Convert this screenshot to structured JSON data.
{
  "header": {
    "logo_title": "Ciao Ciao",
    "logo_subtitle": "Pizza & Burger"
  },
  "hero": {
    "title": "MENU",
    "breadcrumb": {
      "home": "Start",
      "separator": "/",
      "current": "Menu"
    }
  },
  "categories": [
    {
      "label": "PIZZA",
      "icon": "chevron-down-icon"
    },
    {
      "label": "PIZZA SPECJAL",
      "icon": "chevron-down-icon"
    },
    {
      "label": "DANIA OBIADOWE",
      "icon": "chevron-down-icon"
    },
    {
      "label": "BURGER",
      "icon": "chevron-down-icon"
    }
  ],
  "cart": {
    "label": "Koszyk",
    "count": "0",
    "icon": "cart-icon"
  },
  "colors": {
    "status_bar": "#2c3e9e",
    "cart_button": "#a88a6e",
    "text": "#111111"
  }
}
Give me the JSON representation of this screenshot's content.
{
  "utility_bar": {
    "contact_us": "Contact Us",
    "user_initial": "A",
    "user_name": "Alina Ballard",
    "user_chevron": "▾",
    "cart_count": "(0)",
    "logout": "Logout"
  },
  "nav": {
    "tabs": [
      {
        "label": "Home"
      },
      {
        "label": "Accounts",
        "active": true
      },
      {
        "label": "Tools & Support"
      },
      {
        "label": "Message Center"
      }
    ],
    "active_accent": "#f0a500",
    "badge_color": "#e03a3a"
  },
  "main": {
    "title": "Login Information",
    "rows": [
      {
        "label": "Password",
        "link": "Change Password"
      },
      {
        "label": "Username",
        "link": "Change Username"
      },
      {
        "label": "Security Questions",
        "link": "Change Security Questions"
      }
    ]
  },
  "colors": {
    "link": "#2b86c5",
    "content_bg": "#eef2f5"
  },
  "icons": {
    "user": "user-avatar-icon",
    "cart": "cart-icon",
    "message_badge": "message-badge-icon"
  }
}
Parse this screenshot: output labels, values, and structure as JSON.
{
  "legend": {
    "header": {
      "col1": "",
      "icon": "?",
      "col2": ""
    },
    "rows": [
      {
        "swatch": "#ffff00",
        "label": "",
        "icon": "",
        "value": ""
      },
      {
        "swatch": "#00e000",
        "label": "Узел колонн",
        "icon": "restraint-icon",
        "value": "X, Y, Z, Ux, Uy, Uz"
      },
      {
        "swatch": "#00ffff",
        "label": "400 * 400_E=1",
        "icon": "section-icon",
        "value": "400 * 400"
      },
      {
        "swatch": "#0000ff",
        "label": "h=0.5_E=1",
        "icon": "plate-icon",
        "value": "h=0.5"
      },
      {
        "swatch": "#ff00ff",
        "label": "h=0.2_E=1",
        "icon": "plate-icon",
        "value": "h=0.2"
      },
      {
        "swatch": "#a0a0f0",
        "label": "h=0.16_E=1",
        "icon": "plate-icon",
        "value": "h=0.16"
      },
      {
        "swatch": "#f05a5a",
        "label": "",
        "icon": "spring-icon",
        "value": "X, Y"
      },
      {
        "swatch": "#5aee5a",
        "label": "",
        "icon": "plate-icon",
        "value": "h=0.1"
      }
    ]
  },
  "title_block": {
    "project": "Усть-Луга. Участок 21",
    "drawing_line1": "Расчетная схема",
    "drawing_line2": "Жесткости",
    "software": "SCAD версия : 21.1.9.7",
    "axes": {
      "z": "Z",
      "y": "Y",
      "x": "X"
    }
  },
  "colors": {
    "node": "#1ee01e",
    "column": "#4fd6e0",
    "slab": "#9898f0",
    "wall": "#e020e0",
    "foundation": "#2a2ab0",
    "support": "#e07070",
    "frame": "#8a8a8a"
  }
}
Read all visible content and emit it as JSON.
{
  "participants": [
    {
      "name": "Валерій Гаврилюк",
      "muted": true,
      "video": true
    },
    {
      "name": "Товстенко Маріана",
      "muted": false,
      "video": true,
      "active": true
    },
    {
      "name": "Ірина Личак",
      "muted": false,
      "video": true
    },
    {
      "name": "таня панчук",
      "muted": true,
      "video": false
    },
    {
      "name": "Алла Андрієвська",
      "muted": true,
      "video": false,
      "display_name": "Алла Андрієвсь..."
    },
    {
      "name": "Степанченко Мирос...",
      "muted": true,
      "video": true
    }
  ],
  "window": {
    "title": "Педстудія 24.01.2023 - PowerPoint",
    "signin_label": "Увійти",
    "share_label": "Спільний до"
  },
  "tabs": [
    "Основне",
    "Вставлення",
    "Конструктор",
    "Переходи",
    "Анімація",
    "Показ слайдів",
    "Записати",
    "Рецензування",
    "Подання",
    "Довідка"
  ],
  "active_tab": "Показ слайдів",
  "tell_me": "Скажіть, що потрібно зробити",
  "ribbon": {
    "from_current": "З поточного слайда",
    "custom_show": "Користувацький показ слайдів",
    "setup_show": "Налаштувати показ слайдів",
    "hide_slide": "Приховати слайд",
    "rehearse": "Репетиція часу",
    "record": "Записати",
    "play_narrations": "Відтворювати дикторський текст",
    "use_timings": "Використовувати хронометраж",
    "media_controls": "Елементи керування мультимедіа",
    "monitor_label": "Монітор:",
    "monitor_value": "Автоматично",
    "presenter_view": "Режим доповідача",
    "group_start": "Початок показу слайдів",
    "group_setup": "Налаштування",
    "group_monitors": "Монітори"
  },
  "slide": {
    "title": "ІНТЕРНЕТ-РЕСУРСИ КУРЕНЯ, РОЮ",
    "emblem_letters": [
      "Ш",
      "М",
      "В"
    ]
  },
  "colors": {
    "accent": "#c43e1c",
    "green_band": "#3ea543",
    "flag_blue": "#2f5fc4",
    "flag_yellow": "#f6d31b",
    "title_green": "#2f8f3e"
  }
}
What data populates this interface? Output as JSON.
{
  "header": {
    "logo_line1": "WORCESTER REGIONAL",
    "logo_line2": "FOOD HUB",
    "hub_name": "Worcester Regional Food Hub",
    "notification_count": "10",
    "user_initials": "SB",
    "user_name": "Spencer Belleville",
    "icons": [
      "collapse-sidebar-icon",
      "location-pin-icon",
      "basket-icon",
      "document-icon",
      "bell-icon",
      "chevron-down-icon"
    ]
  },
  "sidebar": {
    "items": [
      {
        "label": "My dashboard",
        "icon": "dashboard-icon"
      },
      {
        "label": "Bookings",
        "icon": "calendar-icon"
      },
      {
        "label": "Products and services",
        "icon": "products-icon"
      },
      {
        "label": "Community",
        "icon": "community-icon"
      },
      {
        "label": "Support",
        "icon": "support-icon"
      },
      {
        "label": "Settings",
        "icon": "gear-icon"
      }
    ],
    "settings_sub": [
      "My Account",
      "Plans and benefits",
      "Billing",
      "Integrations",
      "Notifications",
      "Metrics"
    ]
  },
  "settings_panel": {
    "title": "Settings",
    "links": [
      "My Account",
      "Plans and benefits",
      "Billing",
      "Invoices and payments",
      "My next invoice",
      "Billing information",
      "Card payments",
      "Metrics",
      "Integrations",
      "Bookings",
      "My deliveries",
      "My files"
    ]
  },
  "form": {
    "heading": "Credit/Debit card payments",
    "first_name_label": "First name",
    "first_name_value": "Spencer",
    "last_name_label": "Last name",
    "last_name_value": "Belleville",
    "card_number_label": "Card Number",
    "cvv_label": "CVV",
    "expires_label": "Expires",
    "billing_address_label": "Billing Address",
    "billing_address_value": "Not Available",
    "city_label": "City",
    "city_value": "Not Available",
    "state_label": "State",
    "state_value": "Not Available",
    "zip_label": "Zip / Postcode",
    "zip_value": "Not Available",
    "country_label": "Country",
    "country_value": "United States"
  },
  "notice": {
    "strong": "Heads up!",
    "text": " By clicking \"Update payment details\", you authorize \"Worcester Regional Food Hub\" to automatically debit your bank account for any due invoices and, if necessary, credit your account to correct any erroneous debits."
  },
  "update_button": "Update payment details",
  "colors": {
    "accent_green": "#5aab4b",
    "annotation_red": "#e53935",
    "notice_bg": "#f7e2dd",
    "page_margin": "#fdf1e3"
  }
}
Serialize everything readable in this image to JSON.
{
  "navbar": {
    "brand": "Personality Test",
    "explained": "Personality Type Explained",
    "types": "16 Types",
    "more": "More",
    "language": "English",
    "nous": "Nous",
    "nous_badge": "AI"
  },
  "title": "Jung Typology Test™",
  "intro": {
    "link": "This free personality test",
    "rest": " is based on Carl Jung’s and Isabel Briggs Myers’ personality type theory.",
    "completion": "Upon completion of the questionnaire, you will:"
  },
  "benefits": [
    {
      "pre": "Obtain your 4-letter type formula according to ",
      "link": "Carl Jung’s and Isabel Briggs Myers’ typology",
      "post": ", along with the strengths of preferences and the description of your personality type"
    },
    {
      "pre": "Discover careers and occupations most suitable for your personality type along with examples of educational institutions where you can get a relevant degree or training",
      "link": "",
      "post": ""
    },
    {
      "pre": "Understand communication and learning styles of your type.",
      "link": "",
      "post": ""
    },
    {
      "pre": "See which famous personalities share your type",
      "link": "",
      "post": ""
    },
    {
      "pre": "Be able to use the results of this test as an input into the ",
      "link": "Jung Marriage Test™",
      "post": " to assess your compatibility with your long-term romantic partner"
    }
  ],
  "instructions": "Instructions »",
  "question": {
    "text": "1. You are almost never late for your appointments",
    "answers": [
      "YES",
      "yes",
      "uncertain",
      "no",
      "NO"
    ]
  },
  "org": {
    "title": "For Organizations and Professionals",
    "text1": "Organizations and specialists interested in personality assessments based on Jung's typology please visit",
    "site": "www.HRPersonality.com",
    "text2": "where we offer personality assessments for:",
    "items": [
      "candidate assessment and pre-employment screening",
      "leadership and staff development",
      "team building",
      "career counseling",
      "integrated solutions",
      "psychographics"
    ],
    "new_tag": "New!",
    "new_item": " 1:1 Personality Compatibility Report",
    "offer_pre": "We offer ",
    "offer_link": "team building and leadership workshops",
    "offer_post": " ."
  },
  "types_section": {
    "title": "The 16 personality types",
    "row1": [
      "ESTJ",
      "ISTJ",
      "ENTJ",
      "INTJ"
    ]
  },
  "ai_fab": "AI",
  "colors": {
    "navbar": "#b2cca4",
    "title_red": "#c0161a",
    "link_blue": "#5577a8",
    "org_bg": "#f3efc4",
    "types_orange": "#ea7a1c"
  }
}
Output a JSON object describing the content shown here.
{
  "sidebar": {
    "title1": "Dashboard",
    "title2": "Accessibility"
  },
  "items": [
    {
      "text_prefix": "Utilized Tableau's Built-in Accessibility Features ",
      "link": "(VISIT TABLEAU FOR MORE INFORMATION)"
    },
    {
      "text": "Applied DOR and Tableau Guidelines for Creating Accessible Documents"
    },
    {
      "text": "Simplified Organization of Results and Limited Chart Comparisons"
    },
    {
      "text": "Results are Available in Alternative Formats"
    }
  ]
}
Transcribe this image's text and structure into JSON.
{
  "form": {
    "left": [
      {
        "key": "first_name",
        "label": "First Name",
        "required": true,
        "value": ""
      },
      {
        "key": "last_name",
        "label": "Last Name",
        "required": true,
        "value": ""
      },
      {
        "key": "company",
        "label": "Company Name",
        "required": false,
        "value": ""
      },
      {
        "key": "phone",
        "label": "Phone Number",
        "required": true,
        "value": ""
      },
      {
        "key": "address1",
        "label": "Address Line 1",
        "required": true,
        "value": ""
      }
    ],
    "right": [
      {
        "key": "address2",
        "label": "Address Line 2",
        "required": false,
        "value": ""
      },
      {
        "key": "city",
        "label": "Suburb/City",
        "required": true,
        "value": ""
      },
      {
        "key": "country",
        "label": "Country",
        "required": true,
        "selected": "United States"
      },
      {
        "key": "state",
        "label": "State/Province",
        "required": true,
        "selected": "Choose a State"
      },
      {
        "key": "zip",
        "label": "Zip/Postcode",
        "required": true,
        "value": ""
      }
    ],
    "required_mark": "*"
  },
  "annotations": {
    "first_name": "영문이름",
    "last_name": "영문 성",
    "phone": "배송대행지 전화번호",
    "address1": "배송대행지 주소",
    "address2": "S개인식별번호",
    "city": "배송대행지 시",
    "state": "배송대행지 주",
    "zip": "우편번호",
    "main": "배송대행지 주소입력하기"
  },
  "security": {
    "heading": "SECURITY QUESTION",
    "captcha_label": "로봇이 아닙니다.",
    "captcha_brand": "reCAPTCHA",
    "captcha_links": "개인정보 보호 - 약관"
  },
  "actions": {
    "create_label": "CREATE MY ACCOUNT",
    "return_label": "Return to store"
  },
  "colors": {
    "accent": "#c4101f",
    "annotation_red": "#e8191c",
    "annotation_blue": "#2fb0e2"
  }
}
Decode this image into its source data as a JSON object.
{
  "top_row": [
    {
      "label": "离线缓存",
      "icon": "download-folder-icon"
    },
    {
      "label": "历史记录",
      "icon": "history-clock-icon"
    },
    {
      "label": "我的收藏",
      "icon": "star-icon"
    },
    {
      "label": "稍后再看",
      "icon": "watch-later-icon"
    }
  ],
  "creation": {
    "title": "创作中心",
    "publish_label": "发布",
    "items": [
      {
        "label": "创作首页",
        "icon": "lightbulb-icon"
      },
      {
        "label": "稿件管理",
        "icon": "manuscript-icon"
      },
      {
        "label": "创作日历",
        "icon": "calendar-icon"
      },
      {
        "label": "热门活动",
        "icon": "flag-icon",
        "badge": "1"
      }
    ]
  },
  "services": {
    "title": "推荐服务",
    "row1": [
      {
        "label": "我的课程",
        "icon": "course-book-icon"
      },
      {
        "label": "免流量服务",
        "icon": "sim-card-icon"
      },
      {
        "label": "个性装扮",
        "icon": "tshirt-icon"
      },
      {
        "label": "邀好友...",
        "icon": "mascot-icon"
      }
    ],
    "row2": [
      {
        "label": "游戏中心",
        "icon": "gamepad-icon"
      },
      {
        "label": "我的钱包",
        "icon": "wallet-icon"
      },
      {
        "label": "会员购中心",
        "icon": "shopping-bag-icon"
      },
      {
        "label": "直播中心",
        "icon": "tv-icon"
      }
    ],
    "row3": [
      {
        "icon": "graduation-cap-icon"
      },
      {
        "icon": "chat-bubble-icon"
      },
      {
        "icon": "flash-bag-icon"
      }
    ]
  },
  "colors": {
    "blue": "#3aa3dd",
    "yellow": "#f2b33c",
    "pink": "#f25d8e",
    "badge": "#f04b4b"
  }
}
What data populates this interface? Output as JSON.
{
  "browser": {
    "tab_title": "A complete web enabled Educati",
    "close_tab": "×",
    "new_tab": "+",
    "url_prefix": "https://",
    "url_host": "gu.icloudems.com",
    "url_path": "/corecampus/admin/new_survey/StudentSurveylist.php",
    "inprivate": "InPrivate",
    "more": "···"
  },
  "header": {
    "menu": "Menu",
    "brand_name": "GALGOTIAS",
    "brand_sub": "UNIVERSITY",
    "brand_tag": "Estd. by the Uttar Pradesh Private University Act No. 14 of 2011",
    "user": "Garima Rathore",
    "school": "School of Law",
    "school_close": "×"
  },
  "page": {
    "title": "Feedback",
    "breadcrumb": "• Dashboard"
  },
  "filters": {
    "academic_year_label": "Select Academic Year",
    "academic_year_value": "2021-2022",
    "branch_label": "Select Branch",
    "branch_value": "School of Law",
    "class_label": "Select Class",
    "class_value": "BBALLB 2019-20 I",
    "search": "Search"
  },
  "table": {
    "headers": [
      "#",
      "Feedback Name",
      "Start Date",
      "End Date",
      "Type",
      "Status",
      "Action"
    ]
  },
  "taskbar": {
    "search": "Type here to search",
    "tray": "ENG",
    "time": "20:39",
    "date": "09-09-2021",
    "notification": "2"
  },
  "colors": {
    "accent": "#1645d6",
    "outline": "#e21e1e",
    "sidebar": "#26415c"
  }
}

· · · ·

Gather up, from the records above, each line where the word "Number" appears.

    "card_number_label": "Card Number",
        "label": "Phone Number",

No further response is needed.